▸ GOAL OF THE EXERCISE: Below is a block of records. Copy every line in it that contains the word "name".

▸ DATA TO PROCESS:
__________

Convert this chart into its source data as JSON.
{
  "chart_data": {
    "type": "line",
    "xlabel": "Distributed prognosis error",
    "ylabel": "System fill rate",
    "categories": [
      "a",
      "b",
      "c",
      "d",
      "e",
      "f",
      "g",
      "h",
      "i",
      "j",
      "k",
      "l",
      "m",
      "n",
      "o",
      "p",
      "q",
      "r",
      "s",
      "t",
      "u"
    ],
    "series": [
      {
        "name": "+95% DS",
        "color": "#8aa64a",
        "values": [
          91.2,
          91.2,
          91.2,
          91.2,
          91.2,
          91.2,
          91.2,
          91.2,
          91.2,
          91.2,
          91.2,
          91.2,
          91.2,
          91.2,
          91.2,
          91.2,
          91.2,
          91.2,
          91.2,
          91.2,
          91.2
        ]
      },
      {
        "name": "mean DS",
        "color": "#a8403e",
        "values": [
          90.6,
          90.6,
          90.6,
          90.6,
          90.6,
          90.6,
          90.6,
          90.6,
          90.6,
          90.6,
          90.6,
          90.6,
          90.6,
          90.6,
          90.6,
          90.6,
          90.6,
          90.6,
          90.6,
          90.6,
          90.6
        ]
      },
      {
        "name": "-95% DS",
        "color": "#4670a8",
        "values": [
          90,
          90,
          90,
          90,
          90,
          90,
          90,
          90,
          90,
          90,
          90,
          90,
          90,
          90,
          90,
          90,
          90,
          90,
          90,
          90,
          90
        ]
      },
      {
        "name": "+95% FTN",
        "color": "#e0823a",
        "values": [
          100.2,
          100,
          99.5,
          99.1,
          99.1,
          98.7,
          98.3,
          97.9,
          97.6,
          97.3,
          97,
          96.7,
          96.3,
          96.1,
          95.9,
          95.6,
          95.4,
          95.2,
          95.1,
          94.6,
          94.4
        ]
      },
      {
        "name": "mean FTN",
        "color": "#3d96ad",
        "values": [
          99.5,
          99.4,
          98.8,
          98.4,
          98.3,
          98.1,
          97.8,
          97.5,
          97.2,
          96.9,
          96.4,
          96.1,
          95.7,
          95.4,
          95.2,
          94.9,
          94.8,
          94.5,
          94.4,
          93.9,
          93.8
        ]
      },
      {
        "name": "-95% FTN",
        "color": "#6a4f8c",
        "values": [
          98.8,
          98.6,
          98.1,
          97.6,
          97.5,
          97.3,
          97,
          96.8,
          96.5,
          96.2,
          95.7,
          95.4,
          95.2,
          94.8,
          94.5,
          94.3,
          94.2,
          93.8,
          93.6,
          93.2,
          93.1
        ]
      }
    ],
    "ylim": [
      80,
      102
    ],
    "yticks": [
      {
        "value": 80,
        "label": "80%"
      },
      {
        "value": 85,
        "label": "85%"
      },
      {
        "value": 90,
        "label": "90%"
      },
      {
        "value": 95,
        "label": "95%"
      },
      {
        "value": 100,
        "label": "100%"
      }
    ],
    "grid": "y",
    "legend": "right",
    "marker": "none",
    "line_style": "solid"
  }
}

__________

▸ IN RESPONSE:
        "name": "+95% DS",
        "name": "mean DS",
        "name": "-95% DS",
        "name": "+95% FTN",
        "name": "mean FTN",
        "name": "-95% FTN",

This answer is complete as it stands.